__DO THIS__
Exactly reproduce the lines from the one containing "Read all visible" through the last line of the data, both ends included, leaving out pictures.

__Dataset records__

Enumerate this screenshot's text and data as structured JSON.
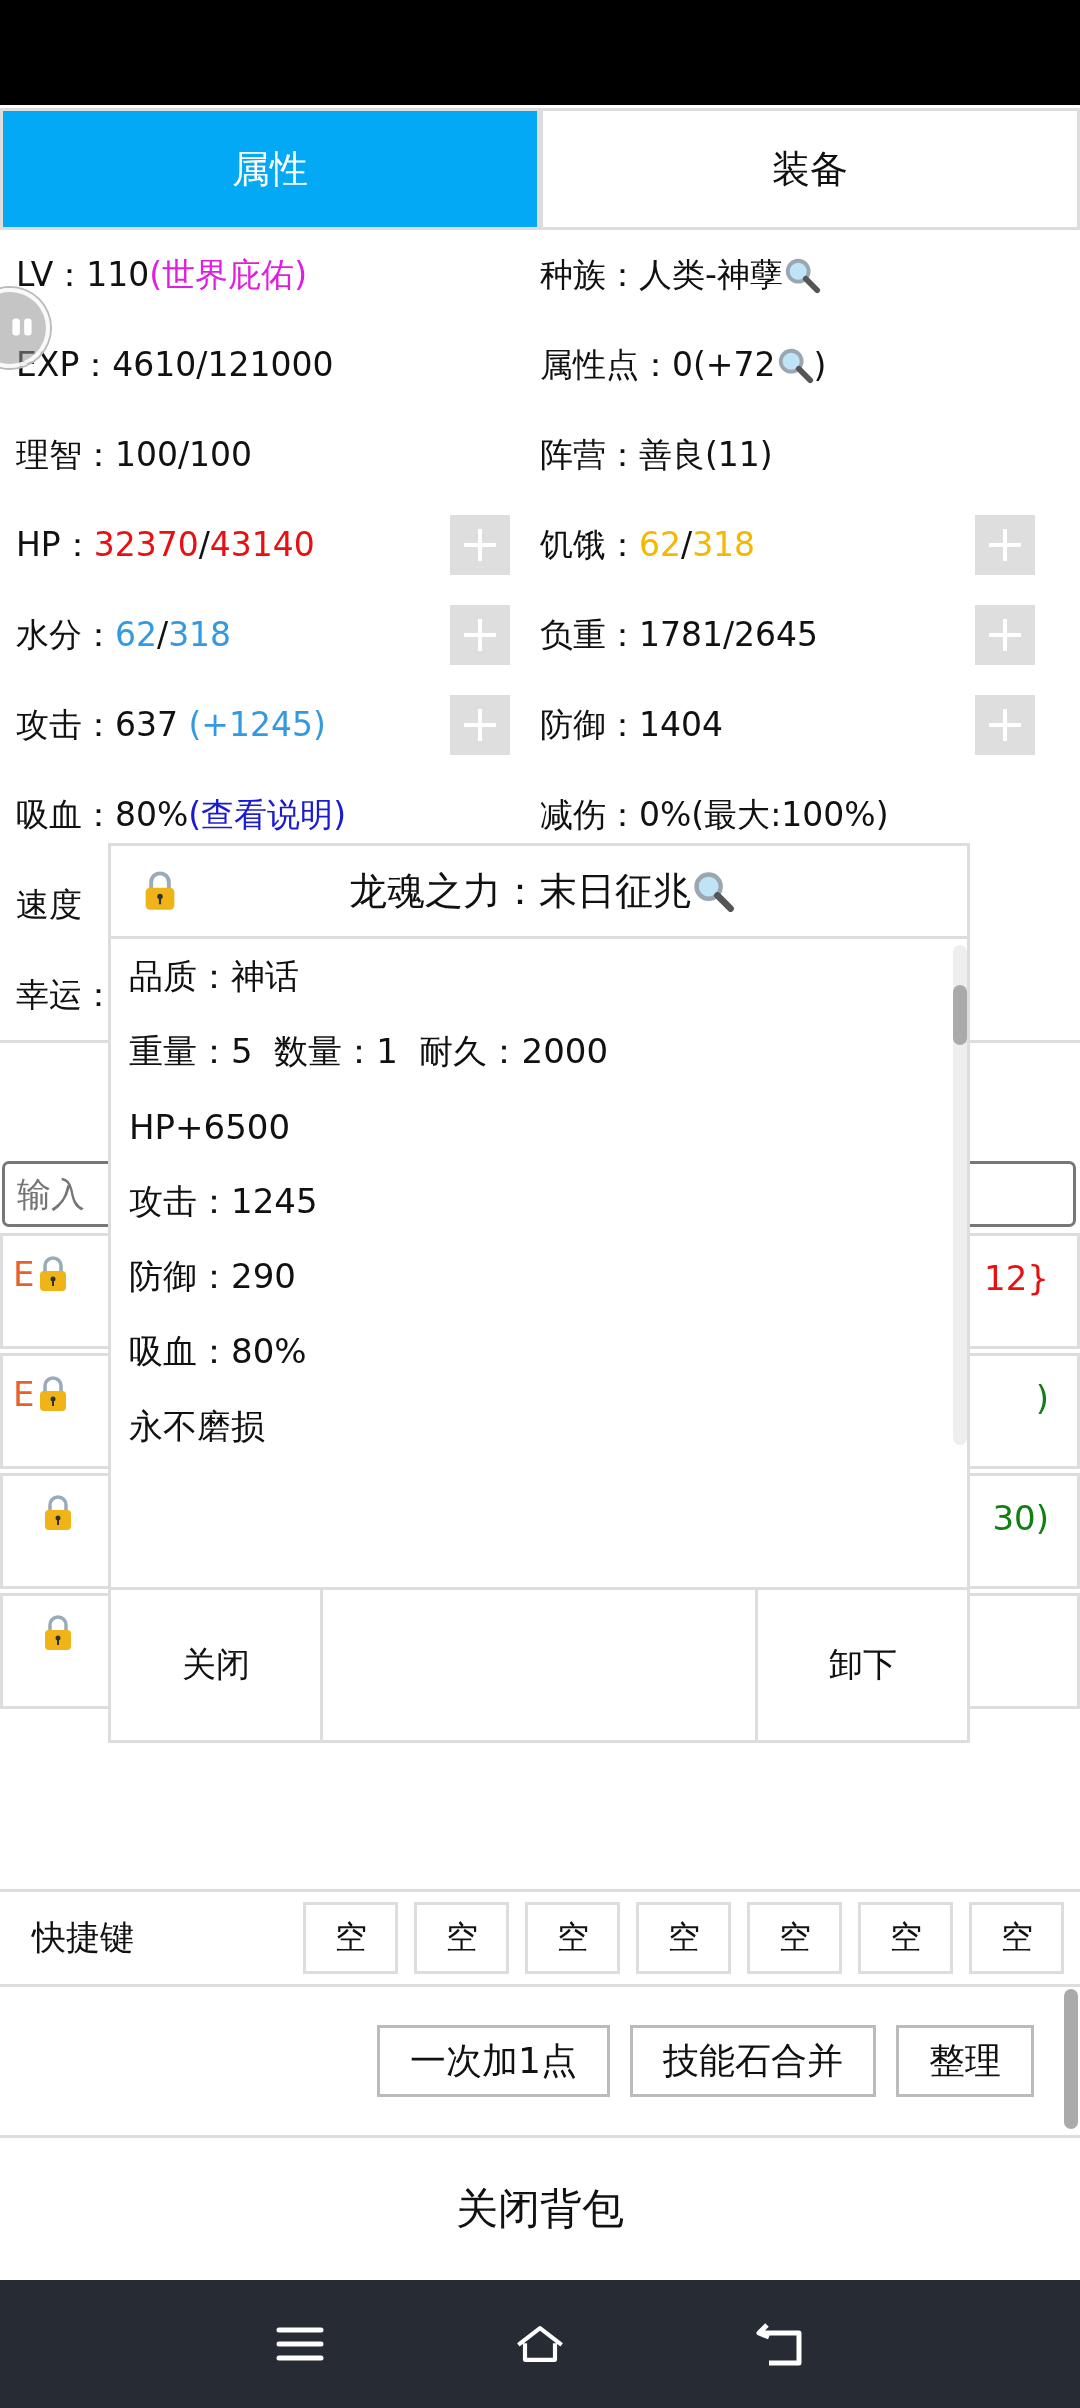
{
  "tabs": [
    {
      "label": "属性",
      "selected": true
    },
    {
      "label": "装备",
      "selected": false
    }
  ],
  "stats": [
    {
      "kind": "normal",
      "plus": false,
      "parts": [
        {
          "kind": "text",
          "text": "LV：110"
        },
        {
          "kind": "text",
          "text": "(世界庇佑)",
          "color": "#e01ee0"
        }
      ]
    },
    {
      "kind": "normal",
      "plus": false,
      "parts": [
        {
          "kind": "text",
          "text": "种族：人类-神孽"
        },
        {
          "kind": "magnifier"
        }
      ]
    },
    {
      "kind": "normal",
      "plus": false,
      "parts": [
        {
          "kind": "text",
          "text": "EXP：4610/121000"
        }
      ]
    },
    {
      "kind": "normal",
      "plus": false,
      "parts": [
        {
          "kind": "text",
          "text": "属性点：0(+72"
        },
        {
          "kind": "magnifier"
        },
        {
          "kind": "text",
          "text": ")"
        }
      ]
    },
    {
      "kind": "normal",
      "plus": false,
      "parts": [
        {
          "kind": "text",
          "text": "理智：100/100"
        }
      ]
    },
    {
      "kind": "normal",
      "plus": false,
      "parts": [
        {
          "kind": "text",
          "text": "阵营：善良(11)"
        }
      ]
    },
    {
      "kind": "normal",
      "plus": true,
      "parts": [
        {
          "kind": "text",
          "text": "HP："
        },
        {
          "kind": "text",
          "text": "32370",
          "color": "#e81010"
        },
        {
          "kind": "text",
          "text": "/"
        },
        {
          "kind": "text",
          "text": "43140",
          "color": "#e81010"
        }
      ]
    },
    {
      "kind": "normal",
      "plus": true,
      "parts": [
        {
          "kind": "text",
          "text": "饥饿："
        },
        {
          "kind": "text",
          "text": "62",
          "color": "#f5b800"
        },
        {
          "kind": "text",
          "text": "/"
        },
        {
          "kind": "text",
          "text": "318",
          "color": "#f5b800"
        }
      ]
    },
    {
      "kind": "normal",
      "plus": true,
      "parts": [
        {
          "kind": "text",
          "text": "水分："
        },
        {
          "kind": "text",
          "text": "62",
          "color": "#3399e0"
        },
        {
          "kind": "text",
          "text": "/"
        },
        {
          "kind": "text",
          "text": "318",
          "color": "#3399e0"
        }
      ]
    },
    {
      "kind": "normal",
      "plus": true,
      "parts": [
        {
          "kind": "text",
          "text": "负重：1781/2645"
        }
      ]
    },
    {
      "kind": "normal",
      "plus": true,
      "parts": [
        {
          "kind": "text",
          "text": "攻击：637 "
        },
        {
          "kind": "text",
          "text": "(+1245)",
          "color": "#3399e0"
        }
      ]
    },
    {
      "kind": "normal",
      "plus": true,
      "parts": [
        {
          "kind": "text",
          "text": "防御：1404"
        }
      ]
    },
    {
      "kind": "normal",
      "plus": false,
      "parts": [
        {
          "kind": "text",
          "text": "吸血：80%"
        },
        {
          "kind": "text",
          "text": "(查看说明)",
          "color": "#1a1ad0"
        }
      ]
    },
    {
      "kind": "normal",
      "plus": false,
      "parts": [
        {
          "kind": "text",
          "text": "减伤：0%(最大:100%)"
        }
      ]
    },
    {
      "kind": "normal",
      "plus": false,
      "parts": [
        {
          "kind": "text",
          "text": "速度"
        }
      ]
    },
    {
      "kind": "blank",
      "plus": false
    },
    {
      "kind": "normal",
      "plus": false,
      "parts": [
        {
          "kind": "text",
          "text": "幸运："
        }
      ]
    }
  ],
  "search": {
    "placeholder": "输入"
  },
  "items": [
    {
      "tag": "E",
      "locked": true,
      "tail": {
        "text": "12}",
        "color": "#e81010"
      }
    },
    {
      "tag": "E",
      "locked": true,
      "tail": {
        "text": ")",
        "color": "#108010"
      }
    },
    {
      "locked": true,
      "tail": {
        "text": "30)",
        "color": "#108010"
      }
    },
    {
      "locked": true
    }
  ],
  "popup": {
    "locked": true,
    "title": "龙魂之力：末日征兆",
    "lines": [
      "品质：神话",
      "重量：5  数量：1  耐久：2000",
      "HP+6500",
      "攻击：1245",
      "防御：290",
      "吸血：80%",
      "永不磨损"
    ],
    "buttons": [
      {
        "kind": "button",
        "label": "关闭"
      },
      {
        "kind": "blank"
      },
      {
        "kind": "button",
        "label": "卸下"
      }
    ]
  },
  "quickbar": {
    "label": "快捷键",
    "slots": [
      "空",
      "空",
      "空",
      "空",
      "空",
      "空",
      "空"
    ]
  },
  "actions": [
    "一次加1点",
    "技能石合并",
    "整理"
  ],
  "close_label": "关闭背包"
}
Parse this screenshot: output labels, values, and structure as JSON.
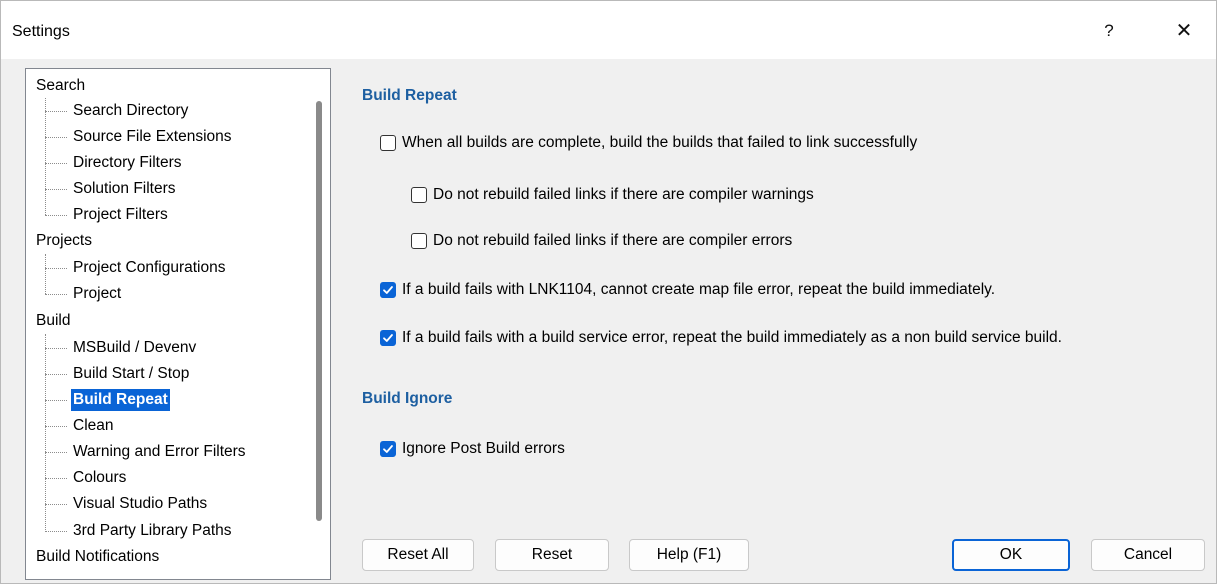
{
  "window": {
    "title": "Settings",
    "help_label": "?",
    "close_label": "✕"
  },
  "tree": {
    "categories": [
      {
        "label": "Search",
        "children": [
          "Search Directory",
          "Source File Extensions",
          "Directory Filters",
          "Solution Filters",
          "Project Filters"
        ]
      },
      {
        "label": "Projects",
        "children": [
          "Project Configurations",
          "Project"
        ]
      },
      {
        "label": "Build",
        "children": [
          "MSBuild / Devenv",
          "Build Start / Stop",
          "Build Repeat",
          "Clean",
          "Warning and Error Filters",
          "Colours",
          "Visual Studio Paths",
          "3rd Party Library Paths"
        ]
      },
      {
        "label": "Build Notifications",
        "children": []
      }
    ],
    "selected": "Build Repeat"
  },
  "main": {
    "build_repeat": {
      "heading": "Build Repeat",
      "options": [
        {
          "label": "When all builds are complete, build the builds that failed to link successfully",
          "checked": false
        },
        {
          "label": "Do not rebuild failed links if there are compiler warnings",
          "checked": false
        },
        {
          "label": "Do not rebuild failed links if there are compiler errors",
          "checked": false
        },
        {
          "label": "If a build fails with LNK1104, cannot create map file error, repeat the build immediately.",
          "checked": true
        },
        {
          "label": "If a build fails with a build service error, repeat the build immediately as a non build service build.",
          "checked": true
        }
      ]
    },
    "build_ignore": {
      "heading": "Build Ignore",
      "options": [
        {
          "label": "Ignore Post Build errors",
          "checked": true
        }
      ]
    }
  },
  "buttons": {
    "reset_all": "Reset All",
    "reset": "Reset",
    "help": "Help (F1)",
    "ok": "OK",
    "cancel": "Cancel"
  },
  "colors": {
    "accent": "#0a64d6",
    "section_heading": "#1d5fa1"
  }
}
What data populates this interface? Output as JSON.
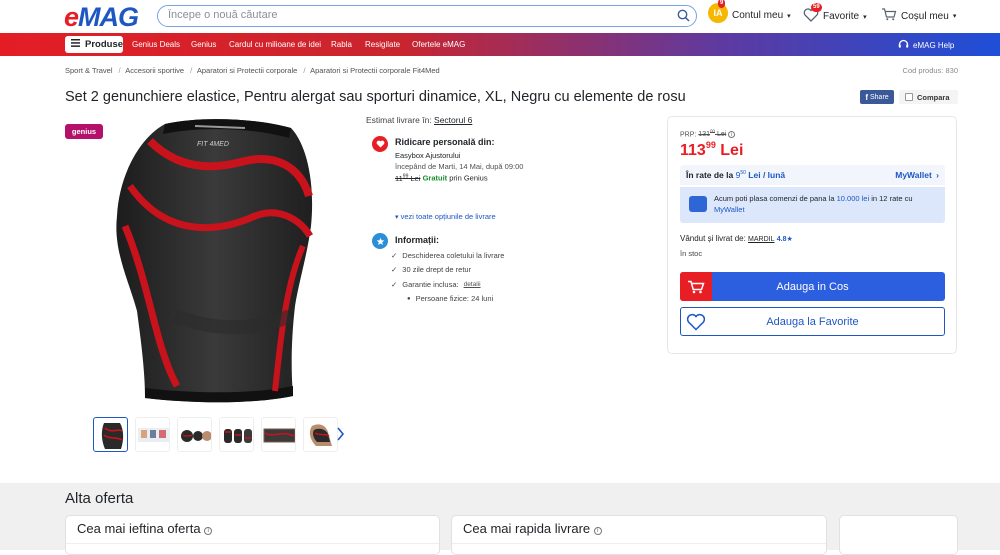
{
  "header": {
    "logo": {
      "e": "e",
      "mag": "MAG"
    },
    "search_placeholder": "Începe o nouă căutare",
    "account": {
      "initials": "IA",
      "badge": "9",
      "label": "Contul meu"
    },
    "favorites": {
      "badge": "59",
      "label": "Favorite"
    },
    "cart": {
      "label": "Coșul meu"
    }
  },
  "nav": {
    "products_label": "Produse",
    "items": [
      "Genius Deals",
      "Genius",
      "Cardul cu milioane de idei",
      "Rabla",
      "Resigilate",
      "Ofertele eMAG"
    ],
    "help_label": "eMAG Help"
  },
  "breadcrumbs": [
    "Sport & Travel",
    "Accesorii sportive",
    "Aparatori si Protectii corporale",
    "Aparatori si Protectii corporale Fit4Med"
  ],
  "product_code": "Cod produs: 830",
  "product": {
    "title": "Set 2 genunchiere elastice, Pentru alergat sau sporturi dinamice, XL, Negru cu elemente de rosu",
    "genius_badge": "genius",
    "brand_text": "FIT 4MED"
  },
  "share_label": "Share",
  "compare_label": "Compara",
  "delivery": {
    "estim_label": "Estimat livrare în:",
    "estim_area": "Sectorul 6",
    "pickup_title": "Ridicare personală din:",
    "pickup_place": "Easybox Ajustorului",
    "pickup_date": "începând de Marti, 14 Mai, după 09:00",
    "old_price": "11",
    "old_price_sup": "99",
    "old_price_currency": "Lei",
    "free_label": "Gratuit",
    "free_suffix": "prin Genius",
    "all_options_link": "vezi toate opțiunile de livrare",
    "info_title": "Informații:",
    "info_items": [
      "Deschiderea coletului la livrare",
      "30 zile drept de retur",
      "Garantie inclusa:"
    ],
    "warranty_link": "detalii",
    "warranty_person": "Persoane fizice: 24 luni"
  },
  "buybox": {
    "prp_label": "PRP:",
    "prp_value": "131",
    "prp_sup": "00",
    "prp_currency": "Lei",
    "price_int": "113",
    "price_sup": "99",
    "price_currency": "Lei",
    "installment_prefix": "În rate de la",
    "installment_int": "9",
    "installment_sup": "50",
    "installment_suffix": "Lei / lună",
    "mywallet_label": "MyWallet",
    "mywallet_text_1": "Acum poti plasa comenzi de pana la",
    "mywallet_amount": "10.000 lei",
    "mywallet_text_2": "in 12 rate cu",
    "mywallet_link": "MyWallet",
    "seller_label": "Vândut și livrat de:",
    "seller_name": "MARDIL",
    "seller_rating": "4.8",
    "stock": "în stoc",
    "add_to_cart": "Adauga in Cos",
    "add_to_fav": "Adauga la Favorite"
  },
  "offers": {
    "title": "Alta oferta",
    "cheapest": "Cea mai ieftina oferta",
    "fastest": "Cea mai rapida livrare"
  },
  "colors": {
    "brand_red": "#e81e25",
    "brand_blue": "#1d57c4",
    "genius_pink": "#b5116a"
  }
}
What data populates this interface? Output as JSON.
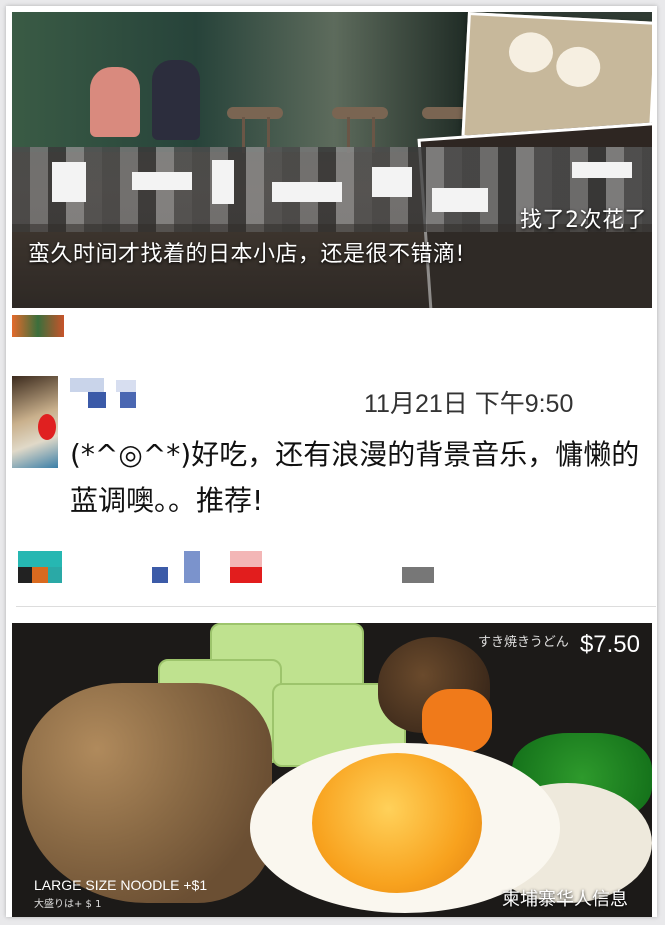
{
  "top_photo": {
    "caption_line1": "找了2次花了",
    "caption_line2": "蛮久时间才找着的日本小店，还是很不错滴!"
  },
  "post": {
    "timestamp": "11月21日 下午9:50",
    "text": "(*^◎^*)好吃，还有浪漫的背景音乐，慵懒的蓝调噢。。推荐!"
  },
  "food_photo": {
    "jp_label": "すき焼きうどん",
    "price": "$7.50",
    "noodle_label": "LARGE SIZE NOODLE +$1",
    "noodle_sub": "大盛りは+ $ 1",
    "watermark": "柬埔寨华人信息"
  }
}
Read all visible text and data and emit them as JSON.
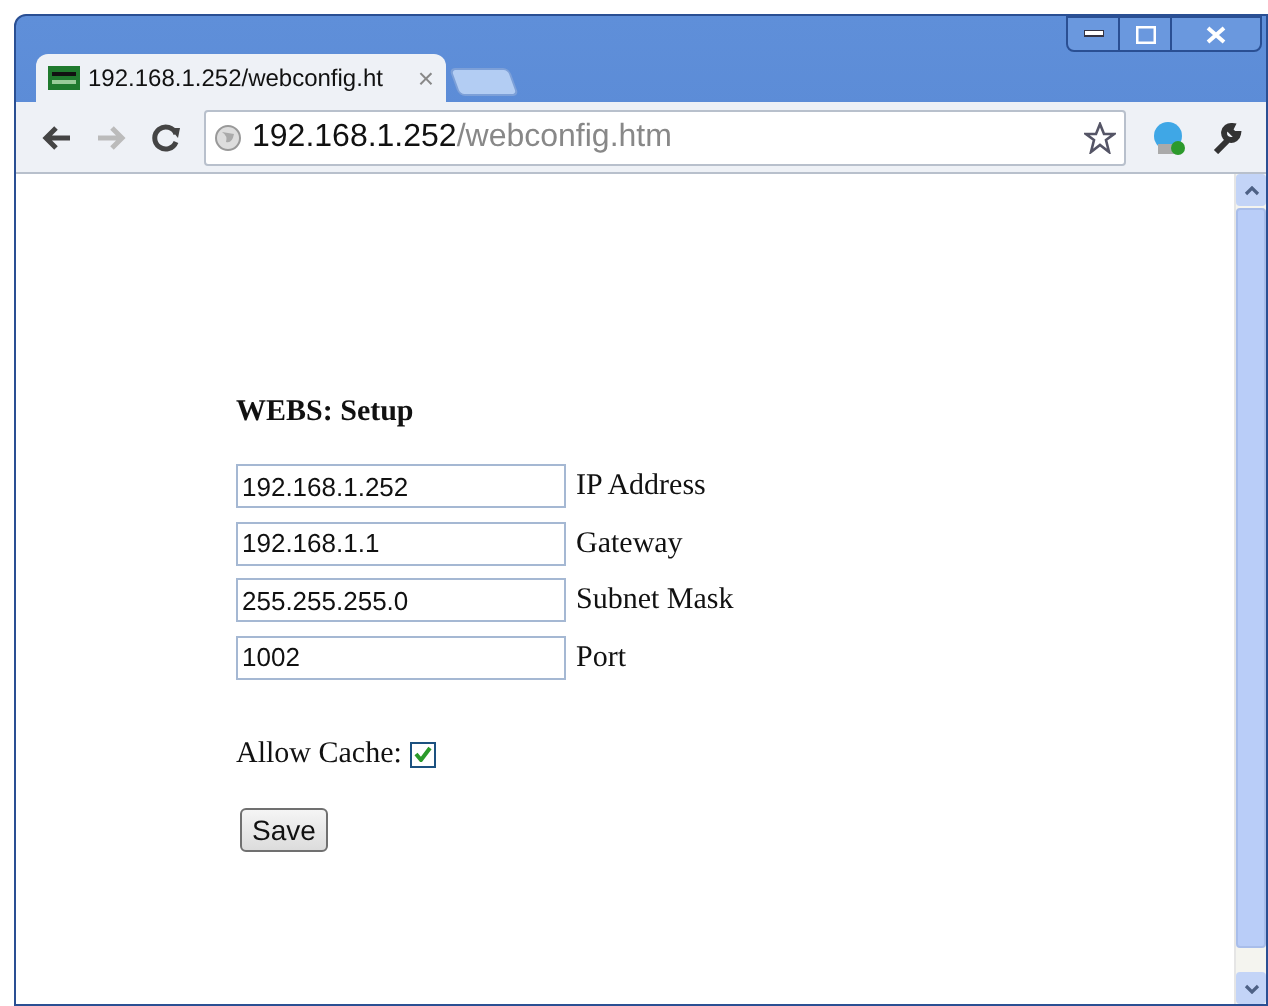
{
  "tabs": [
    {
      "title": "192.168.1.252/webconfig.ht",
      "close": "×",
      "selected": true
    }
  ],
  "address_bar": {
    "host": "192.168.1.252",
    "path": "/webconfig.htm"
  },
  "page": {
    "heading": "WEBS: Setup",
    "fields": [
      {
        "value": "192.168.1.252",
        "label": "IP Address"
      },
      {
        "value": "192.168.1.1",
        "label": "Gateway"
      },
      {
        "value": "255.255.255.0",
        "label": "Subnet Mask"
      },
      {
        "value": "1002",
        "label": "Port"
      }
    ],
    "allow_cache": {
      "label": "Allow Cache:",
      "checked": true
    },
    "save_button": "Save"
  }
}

__REPLY TO THE EXERCISE__
Read all visible text and data and emit them as JSON.
{
  "tabs": [
    {
      "title": "192.168.1.252/webconfig.ht",
      "close": "×",
      "selected": true
    }
  ],
  "address_bar": {
    "host": "192.168.1.252",
    "path": "/webconfig.htm"
  },
  "page": {
    "heading": "WEBS: Setup",
    "fields": [
      {
        "value": "192.168.1.252",
        "label": "IP Address"
      },
      {
        "value": "192.168.1.1",
        "label": "Gateway"
      },
      {
        "value": "255.255.255.0",
        "label": "Subnet Mask"
      },
      {
        "value": "1002",
        "label": "Port"
      }
    ],
    "allow_cache": {
      "label": "Allow Cache:",
      "checked": true
    },
    "save_button": "Save"
  }
}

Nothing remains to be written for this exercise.